_Exercise details_. Within the listing below, locate all lines containing the word "triangle". Copy each one.

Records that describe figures
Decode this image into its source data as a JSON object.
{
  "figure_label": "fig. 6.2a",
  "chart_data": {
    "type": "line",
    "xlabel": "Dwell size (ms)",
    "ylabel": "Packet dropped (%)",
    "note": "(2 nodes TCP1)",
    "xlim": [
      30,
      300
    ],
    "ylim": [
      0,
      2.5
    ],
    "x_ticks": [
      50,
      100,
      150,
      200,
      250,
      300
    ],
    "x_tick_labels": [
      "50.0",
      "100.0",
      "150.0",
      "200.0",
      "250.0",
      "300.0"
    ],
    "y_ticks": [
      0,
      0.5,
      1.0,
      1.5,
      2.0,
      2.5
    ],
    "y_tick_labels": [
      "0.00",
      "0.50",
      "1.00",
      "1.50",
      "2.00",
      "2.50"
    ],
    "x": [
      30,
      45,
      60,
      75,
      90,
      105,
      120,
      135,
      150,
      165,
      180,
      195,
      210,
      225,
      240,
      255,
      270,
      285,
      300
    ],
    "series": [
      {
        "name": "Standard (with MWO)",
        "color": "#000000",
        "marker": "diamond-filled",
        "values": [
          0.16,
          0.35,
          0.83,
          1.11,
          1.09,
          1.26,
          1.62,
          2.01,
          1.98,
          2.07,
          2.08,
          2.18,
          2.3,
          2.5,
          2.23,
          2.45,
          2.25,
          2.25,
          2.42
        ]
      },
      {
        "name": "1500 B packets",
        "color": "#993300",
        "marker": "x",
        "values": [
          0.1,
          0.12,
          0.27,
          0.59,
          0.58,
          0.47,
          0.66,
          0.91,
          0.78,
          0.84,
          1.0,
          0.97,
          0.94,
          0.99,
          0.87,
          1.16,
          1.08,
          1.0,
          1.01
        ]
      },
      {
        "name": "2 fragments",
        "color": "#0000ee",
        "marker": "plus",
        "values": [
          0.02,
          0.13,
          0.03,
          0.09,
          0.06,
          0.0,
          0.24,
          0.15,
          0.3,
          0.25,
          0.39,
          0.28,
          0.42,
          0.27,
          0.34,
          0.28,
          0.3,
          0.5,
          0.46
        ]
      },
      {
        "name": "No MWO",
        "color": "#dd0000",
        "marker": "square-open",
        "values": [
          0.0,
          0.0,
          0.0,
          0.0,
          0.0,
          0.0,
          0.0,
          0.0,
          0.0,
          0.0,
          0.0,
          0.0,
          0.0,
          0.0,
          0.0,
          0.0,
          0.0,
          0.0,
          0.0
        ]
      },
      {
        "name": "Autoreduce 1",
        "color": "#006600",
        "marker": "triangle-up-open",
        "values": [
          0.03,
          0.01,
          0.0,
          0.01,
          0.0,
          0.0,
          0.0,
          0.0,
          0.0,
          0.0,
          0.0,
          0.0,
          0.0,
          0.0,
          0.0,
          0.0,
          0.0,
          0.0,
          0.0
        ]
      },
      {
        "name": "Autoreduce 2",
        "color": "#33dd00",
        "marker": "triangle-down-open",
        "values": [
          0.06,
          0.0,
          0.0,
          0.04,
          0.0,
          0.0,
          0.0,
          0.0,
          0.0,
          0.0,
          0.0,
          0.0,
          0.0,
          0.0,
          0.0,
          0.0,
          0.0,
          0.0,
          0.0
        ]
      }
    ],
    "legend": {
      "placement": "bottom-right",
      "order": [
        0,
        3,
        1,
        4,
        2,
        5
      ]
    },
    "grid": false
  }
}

_Exercise output_.
        "marker": "triangle-up-open",
        "marker": "triangle-down-open",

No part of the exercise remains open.